>> Start Stored data

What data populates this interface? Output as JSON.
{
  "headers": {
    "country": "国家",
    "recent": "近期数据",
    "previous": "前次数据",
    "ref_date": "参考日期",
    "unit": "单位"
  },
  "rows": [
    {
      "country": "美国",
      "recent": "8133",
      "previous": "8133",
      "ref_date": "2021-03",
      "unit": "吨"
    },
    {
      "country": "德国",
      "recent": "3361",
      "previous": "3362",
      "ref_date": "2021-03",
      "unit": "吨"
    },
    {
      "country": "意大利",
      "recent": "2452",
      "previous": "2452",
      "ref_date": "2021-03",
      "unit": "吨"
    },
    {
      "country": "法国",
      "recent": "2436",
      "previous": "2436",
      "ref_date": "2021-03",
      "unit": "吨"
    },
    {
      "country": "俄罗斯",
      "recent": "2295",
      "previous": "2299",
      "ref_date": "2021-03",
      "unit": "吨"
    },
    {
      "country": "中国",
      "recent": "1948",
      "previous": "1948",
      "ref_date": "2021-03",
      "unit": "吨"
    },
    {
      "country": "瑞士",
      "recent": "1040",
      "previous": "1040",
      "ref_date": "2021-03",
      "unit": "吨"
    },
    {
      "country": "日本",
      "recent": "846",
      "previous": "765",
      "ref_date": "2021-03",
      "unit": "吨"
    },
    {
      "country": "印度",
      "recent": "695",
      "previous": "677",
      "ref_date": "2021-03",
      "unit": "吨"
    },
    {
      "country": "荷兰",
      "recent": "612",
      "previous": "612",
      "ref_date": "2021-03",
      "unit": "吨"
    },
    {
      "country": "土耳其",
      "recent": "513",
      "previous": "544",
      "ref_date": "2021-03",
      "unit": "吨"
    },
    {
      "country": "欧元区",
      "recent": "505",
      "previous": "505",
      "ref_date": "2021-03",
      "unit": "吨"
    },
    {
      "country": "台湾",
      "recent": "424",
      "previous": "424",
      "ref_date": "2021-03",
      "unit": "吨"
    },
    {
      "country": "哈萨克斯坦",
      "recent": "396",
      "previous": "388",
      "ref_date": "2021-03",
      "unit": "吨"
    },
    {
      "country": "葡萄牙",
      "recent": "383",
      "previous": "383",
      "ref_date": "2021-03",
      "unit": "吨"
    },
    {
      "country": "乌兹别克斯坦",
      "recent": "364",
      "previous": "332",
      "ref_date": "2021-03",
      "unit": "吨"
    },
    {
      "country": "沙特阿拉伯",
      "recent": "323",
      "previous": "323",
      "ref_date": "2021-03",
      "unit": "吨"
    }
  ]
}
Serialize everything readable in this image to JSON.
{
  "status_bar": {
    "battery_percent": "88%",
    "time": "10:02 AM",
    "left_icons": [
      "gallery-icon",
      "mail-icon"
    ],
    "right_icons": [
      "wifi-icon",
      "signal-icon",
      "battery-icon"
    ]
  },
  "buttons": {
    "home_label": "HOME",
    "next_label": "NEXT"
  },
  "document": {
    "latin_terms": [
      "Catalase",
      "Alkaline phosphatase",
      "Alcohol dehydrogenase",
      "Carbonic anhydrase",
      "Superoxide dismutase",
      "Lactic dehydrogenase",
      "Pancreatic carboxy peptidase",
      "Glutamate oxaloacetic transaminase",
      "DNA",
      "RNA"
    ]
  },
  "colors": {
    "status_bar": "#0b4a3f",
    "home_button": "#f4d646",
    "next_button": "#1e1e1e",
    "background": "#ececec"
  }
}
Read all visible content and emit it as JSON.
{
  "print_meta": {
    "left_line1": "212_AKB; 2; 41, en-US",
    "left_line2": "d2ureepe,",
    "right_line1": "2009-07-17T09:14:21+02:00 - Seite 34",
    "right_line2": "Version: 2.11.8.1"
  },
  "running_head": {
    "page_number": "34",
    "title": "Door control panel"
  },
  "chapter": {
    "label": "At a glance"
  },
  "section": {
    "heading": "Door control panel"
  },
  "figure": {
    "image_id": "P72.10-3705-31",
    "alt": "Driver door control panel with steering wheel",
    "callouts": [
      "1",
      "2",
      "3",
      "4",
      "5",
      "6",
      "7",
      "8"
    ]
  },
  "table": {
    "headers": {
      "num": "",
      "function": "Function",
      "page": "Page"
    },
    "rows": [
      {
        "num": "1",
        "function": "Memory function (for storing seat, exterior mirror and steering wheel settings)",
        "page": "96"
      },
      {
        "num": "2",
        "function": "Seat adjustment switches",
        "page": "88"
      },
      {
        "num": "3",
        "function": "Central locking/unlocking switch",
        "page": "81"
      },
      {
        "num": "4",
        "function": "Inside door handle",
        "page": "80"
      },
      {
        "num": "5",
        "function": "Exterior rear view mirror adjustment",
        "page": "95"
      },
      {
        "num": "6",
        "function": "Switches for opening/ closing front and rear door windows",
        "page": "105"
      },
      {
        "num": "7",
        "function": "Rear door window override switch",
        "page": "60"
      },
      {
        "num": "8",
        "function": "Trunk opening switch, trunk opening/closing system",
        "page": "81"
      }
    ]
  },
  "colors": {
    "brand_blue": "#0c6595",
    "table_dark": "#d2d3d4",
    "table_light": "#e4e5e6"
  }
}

>> End Stored data

Exercise details: Using the material above, report each line where "mirror" occurs.

Task answer:
        "function": "Memory function (for storing seat, exterior mirror and steering wheel settings)",
        "function": "Exterior rear view mirror adjustment",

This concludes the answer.